#### EXERCISE REQUIREMENTS:
How many lines of the data hold the word "عمومی"? State the number and nothing else.
========================================================================
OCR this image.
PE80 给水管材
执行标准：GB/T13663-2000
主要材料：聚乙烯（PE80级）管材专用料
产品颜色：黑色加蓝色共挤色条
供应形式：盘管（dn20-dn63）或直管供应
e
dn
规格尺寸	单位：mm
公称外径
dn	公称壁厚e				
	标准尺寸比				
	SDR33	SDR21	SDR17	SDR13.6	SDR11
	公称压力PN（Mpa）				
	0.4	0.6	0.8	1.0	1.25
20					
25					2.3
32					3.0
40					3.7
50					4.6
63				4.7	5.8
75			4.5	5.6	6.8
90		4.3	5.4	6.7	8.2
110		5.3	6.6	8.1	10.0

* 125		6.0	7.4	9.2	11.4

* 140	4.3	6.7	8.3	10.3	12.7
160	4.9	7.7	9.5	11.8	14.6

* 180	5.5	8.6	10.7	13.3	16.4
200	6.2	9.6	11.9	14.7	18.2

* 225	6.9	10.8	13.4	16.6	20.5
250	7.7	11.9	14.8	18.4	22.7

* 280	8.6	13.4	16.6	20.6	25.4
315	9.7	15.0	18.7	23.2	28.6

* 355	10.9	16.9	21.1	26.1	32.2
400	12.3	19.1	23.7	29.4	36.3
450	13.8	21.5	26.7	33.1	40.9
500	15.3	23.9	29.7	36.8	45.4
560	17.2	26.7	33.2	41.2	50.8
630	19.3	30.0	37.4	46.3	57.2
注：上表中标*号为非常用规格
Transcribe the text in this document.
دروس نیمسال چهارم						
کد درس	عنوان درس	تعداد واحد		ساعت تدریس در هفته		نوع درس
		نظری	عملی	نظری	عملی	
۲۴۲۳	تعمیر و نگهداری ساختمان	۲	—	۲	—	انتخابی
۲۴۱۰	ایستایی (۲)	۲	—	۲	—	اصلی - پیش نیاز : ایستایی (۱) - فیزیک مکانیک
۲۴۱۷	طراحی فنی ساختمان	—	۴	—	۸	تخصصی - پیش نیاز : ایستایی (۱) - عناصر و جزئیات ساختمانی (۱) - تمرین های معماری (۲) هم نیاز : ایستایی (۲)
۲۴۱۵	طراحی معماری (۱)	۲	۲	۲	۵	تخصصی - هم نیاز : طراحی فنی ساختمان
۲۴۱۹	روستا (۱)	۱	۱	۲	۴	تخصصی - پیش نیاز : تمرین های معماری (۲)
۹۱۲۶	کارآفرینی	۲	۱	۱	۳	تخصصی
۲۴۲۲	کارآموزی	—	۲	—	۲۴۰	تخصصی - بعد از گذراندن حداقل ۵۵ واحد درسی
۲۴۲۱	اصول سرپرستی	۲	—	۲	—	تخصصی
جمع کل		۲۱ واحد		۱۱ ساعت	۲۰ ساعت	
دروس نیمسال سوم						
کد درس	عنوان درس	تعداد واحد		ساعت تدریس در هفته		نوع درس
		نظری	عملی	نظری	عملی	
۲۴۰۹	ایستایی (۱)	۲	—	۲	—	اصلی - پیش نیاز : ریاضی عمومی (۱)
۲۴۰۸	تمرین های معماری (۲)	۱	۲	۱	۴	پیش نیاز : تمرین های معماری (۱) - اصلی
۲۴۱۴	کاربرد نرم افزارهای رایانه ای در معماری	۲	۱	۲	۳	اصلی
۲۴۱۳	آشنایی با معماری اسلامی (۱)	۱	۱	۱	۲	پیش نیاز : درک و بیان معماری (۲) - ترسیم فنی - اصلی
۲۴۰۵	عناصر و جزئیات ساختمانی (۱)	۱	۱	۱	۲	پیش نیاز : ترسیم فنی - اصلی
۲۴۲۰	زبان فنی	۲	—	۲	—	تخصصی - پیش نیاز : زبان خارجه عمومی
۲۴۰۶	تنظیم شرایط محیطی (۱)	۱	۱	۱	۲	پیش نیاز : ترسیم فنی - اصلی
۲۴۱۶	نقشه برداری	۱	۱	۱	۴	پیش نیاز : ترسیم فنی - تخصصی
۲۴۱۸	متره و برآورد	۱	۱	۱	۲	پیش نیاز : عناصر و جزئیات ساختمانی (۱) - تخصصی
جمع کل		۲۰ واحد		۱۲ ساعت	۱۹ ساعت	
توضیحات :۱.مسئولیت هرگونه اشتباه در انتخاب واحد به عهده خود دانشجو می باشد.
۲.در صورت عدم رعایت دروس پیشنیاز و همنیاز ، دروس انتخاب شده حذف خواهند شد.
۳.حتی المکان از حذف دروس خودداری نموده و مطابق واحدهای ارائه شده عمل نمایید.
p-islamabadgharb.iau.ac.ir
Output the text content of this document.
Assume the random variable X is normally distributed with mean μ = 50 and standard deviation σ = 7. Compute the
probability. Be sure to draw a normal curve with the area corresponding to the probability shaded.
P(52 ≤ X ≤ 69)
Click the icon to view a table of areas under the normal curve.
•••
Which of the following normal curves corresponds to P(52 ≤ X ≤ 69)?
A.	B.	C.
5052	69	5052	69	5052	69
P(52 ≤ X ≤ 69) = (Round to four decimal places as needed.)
========================================================================
#### EXERCISE SOLUTION:
2